** Start **
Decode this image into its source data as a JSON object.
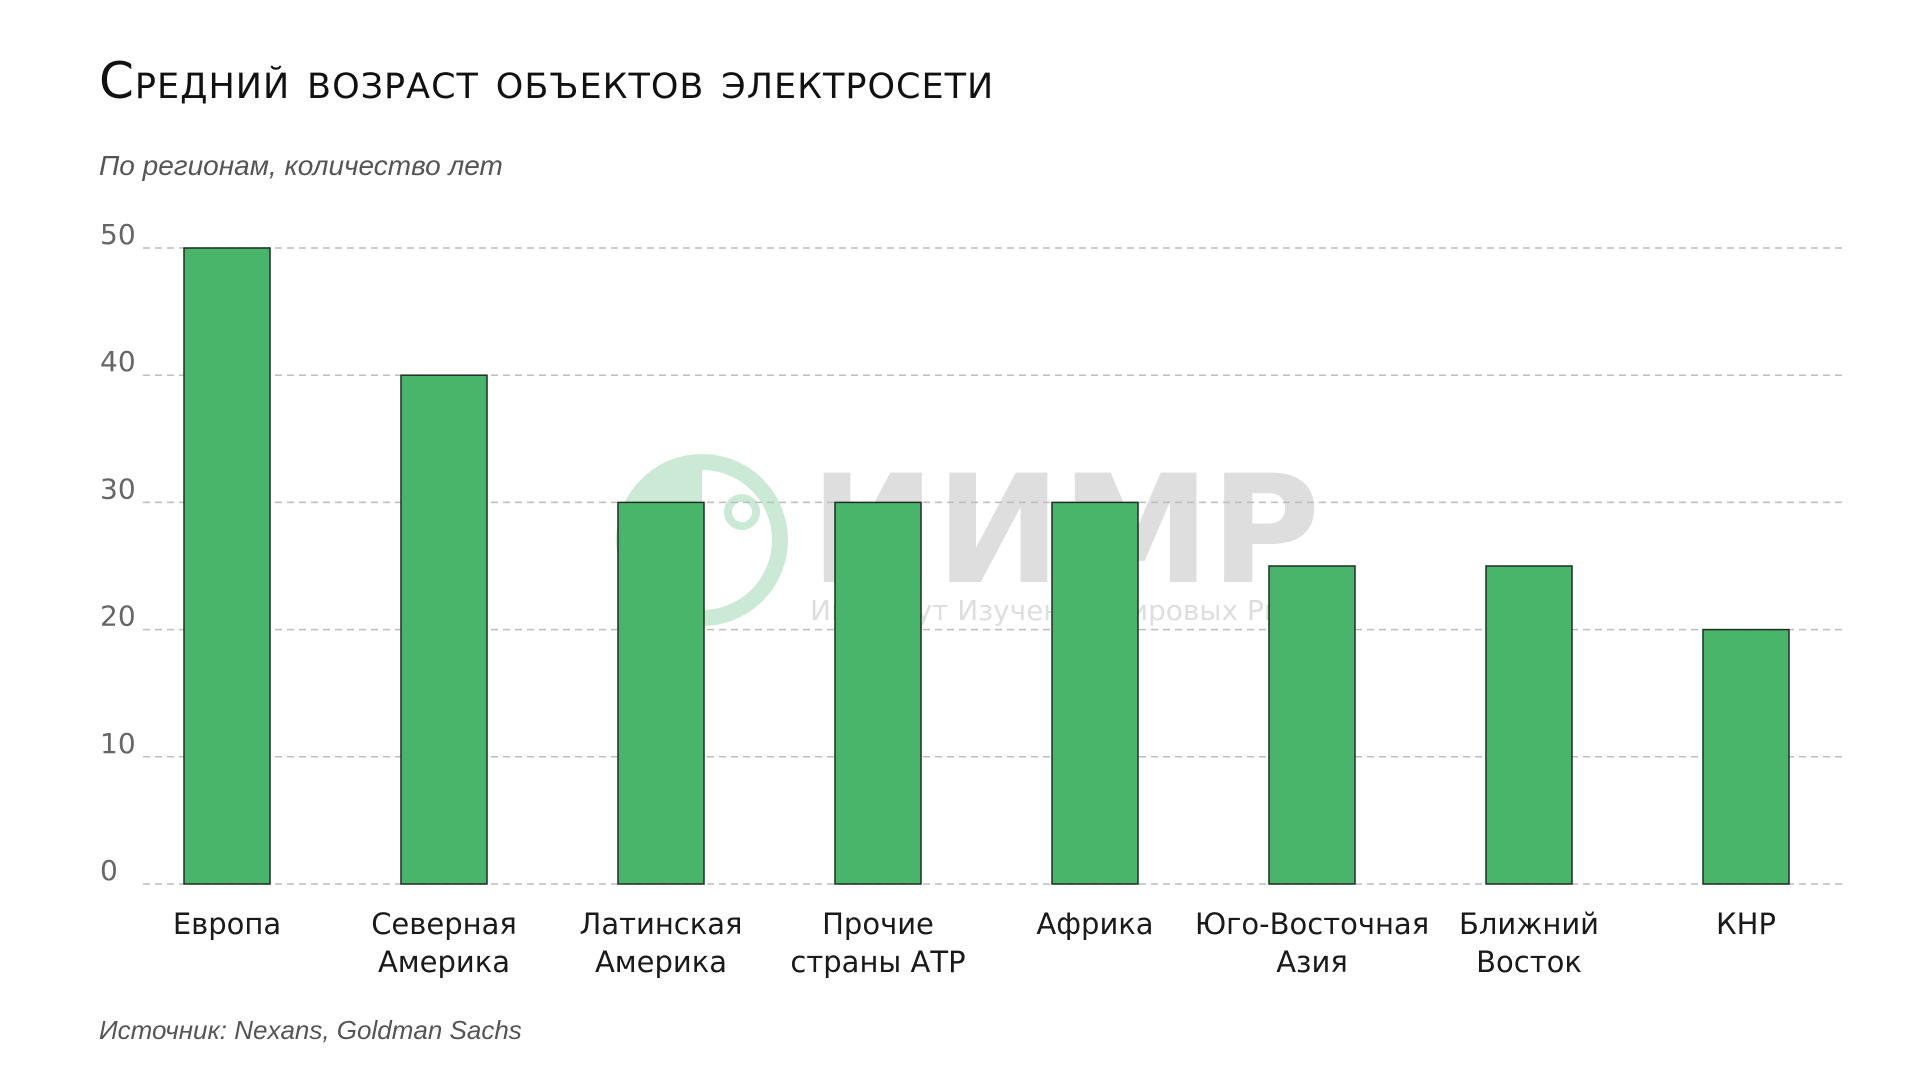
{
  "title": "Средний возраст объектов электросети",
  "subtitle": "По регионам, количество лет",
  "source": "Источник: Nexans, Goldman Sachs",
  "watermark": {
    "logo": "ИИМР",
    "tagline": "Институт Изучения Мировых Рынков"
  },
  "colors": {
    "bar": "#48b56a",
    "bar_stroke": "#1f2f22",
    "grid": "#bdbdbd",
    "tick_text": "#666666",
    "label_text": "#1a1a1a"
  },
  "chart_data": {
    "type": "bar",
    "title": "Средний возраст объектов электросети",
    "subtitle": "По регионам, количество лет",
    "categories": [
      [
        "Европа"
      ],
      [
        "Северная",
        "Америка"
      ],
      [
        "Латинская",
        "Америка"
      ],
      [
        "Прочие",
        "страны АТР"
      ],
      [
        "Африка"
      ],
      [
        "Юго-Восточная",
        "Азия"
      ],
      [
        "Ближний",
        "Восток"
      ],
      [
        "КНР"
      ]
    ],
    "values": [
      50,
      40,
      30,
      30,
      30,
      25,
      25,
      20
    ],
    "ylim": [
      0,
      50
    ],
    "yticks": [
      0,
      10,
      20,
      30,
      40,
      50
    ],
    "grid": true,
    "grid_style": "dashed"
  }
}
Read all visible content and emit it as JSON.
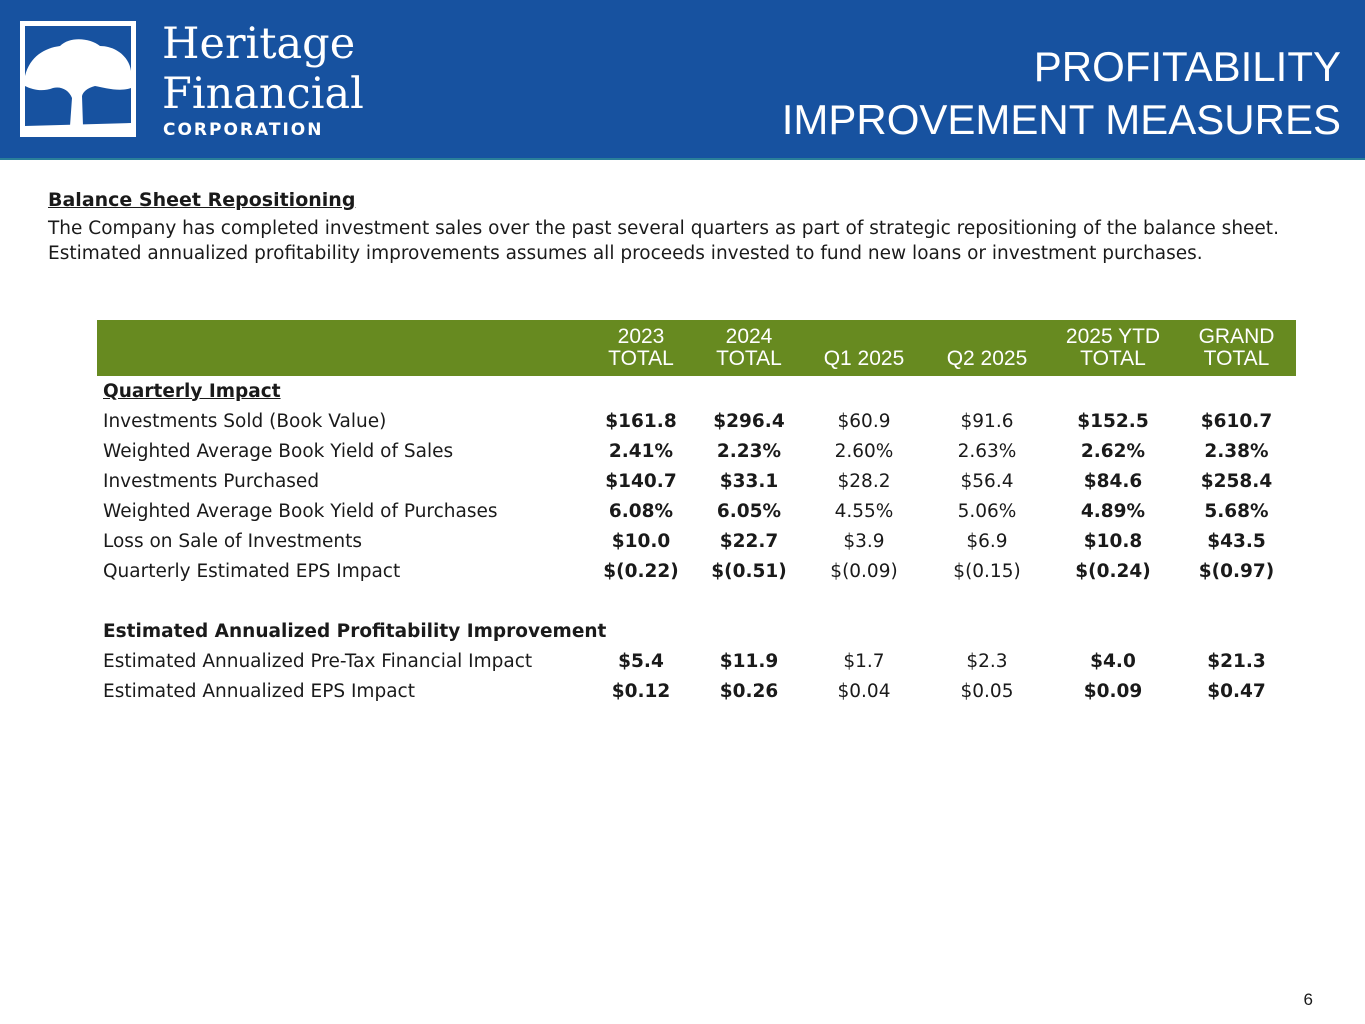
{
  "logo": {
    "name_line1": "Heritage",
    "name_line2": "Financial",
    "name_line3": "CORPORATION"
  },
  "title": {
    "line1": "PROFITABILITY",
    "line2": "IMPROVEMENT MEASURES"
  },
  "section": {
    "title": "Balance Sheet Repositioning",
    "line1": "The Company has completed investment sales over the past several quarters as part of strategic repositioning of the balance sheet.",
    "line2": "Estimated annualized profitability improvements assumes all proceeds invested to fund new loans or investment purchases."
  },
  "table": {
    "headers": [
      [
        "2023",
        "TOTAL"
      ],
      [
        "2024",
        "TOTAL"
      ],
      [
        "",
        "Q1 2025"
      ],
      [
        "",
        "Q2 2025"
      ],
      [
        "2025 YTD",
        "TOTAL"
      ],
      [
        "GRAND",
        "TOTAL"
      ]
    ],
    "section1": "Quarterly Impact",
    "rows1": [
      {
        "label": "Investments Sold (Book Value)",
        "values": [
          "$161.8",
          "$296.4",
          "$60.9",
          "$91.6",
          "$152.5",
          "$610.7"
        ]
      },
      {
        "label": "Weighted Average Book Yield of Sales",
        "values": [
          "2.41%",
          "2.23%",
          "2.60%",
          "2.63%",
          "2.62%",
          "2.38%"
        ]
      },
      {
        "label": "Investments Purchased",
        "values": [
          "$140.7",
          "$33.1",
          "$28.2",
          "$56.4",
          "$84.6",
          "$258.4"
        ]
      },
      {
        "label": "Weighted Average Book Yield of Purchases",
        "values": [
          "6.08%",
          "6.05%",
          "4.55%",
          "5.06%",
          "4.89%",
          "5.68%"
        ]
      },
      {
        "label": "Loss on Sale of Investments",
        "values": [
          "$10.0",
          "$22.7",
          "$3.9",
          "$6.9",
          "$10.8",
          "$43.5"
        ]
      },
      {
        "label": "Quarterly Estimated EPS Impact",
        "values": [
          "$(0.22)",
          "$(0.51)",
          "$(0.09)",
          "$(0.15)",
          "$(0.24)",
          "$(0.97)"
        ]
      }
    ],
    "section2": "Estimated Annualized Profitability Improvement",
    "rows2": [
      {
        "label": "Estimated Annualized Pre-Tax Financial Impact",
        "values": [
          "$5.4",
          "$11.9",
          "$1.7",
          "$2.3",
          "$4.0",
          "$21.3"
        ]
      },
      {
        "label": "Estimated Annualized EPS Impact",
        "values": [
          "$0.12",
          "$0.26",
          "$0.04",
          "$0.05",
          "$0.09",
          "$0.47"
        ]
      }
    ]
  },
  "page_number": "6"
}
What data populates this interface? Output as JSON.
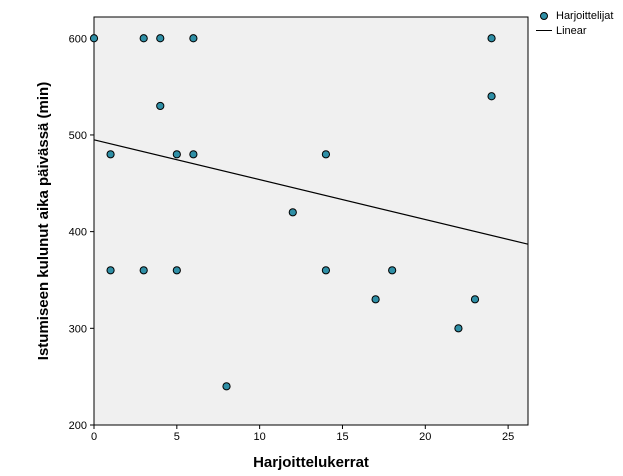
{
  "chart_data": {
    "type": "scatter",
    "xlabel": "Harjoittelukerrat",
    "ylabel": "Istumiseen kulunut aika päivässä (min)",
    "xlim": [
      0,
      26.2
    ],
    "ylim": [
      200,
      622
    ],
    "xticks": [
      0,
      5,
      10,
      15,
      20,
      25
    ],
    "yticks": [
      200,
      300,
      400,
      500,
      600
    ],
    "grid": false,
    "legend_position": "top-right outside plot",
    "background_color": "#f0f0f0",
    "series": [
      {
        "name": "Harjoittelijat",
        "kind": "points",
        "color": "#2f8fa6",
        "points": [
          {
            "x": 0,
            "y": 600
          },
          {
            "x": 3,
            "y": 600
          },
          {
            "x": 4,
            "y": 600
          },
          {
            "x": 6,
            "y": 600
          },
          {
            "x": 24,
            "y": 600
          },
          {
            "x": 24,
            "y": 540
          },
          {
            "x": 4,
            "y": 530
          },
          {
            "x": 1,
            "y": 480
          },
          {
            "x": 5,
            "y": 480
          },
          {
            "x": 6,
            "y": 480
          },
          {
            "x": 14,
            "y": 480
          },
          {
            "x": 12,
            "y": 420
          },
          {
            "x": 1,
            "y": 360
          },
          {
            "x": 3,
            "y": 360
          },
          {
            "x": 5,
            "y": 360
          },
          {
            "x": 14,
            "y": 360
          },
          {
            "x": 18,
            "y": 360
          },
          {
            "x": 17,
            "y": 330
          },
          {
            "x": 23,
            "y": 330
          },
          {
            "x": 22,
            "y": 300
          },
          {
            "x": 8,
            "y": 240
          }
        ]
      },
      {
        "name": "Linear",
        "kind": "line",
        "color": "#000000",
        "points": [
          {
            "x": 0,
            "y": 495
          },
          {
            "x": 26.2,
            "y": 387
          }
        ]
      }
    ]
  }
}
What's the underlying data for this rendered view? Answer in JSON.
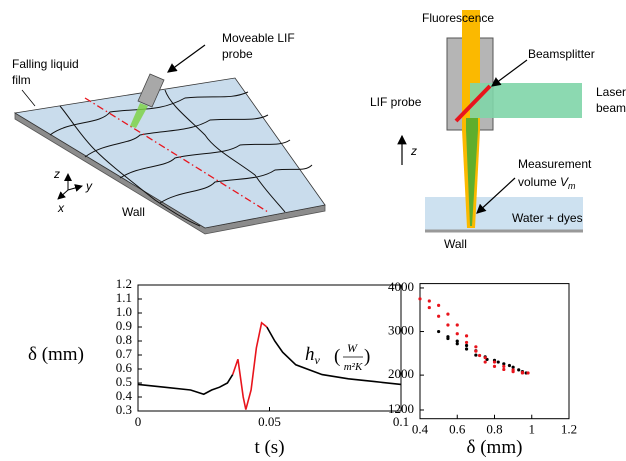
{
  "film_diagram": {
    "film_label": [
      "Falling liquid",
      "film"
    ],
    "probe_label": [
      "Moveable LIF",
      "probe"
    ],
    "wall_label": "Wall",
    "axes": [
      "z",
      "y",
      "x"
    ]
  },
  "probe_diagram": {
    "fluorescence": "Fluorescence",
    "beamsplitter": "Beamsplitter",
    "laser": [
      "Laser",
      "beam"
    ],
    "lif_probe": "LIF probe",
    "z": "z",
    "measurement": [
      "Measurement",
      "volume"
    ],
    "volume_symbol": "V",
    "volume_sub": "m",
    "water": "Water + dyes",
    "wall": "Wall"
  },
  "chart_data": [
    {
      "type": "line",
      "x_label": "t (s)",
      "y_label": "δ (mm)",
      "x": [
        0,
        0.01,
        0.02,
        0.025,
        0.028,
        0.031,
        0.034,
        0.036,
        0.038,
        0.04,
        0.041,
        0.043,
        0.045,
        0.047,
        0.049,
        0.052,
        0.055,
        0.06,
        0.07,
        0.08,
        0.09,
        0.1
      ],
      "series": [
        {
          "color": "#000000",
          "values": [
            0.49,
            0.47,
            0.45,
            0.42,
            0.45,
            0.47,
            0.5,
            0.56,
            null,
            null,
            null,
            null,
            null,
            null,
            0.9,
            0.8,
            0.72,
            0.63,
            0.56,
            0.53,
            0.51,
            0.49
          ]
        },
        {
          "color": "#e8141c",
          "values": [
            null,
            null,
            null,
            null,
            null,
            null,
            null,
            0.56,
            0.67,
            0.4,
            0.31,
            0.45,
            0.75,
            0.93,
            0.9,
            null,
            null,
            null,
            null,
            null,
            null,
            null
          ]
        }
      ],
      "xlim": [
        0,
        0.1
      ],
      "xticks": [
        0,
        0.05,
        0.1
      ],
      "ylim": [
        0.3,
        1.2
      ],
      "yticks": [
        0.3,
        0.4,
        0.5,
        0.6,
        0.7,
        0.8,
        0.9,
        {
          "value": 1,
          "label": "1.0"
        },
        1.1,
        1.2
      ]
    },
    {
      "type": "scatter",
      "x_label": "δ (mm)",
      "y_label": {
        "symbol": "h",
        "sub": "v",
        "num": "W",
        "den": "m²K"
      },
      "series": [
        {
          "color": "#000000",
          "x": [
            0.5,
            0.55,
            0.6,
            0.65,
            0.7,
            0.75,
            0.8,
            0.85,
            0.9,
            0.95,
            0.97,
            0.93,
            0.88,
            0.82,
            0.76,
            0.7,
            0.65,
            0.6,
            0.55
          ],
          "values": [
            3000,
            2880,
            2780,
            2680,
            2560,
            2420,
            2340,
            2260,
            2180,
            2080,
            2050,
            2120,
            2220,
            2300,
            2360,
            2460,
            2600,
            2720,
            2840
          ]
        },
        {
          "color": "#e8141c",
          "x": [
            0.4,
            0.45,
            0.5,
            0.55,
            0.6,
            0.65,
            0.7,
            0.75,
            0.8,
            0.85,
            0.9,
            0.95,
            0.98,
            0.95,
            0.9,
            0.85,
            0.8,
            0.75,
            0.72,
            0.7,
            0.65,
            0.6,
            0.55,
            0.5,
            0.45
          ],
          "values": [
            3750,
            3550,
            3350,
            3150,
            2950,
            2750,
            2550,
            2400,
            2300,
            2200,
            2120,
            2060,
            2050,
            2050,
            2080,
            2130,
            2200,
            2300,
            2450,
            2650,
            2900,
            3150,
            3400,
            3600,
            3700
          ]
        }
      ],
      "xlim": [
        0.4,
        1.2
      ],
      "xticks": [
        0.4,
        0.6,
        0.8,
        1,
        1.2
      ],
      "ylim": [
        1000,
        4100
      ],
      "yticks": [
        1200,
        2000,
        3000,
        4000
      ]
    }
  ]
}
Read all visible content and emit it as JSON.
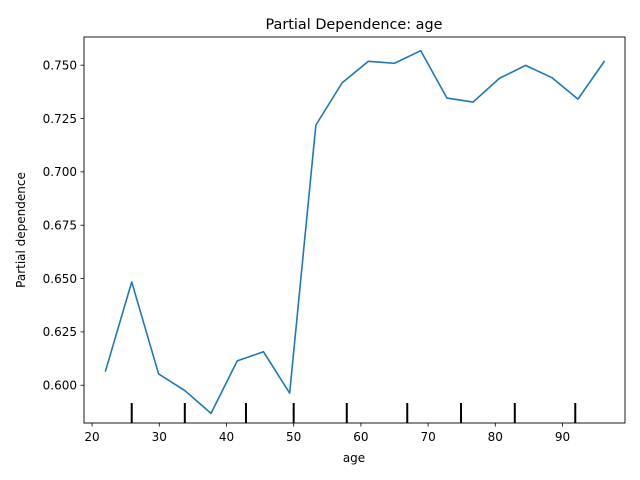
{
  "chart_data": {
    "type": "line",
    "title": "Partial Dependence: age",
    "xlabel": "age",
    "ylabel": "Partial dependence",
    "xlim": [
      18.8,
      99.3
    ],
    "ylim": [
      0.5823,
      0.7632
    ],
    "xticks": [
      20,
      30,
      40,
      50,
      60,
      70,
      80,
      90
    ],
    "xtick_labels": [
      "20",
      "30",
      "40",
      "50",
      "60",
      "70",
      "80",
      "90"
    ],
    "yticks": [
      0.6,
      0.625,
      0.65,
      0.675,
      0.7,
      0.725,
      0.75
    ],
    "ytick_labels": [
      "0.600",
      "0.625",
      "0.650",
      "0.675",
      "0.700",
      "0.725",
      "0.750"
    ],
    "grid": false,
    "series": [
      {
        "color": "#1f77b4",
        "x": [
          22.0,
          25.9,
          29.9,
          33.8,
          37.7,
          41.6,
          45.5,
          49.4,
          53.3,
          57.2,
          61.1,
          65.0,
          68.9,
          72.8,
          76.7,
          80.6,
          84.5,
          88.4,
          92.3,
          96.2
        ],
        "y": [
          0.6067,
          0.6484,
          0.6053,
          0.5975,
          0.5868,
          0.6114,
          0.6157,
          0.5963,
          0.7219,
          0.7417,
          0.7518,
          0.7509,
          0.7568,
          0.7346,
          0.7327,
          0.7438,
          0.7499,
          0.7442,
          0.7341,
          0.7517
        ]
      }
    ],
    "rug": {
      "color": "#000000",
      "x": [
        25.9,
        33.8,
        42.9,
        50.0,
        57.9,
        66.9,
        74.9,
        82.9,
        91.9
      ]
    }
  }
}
** End **
● PROBLEM DETAILS
Your task is to gather all lines from the entries above that hold the word "xlabel".

● SOLUTION TO THIS TASK
    "xlabel": "Harjoittelukerrat",
    "xlabel": "age",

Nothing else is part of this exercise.